Figure data in JSON:
┄┄┄┄┄┄

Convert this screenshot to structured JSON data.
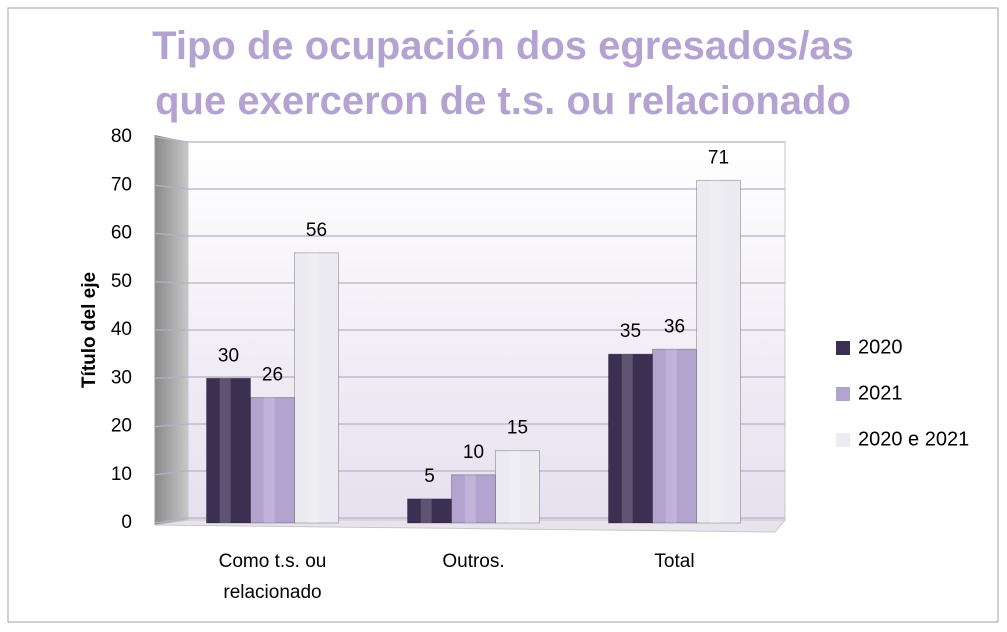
{
  "chart_data": {
    "type": "bar",
    "title": "Tipo de ocupación dos egresados/as que exerceron de t.s. ou relacionado",
    "ylabel": "Título del eje",
    "categories": [
      "Como t.s. ou relacionado",
      "Outros.",
      "Total"
    ],
    "series": [
      {
        "name": "2020",
        "color": "#3b2f52",
        "values": [
          30,
          5,
          35
        ]
      },
      {
        "name": "2021",
        "color": "#b3a3cf",
        "values": [
          26,
          10,
          36
        ]
      },
      {
        "name": "2020 e 2021",
        "color": "#ecebf1",
        "values": [
          56,
          15,
          71
        ]
      }
    ],
    "ylim": [
      0,
      80
    ],
    "yticks": [
      0,
      10,
      20,
      30,
      40,
      50,
      60,
      70,
      80
    ],
    "grid": true,
    "legend": "right"
  }
}
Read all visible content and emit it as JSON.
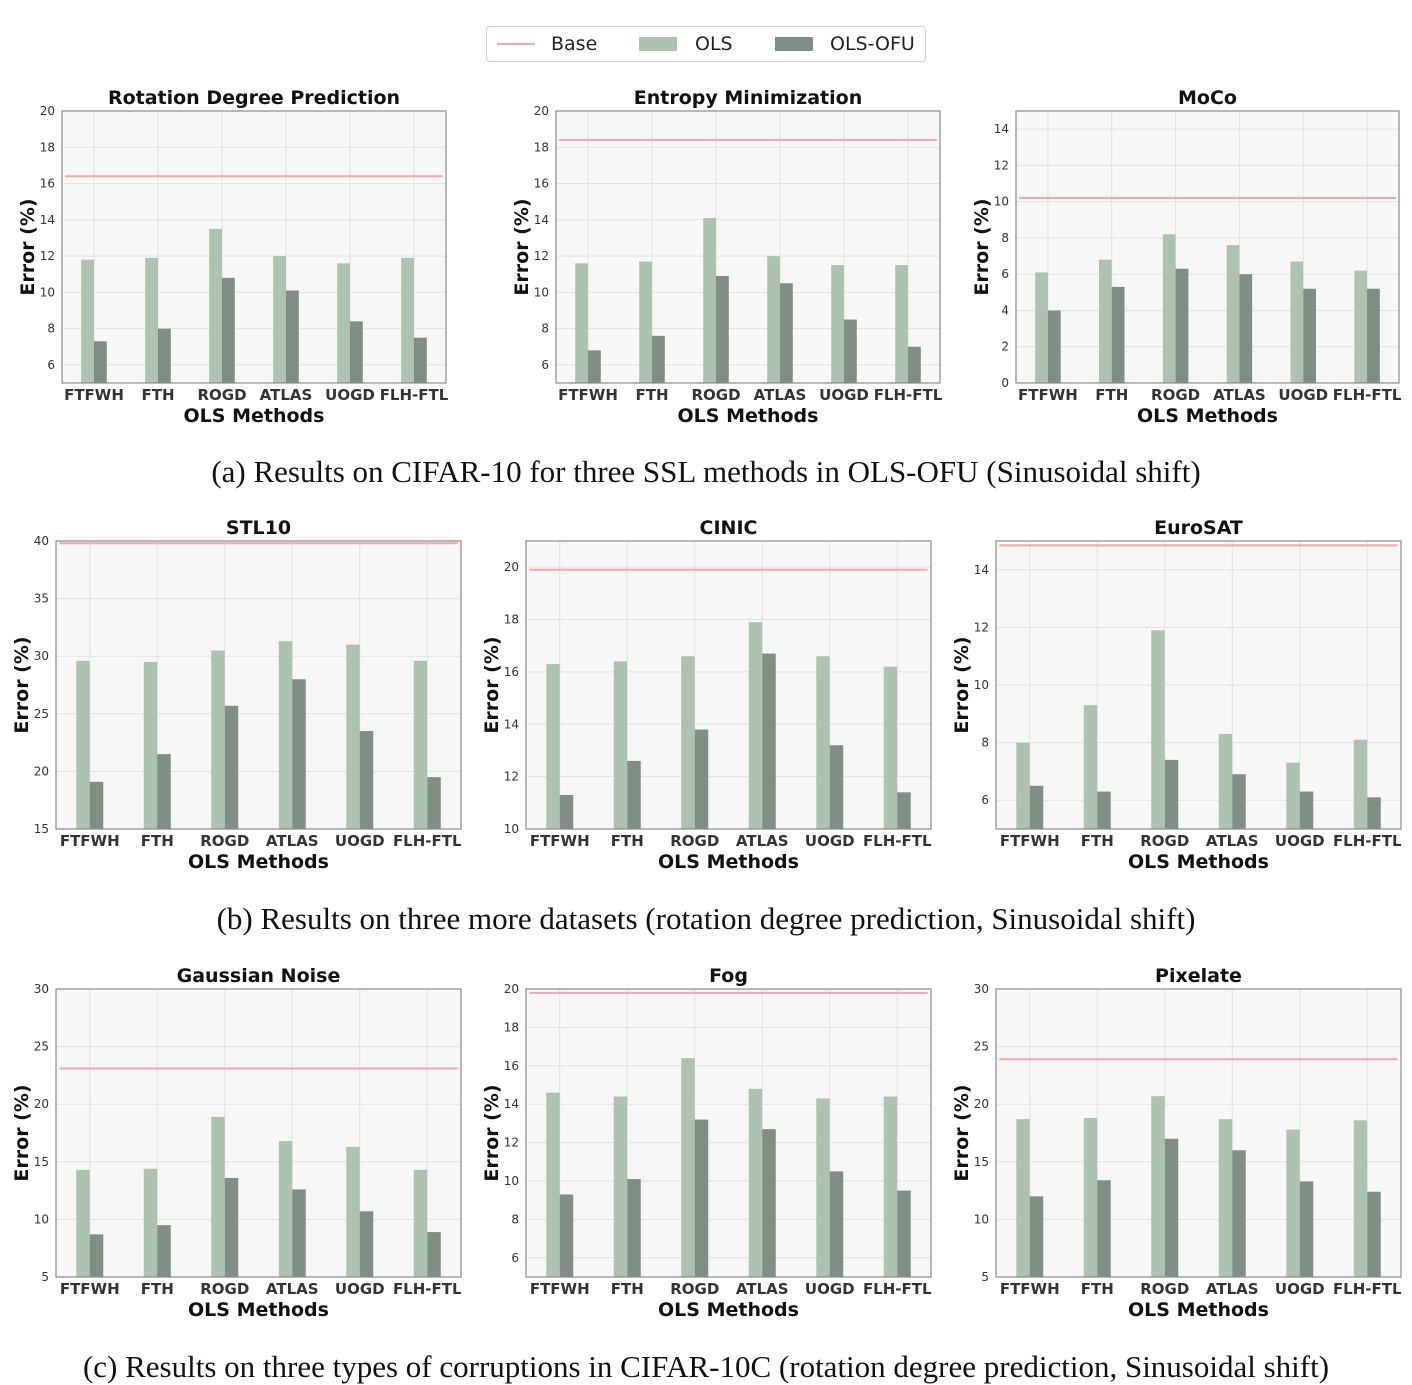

┄┄┄┄┄┄

WRITTEN PROBLEM: Quote all of the entries word for word, omitting any pictures.

EXERCISE ANSWER:
Convert this screenshot to structured JSON data.
{
  "chart_data": {
    "type": "bar",
    "title": "Tipo de ocupación dos egresados/as que exerceron de t.s. ou relacionado",
    "ylabel": "Título del eje",
    "categories": [
      "Como t.s. ou relacionado",
      "Outros.",
      "Total"
    ],
    "series": [
      {
        "name": "2020",
        "color": "#3b2f52",
        "values": [
          30,
          5,
          35
        ]
      },
      {
        "name": "2021",
        "color": "#b3a3cf",
        "values": [
          26,
          10,
          36
        ]
      },
      {
        "name": "2020 e 2021",
        "color": "#ecebf1",
        "values": [
          56,
          15,
          71
        ]
      }
    ],
    "ylim": [
      0,
      80
    ],
    "yticks": [
      0,
      10,
      20,
      30,
      40,
      50,
      60,
      70,
      80
    ],
    "grid": true,
    "legend": "right"
  }
}
Read all visible content and emit it as JSON.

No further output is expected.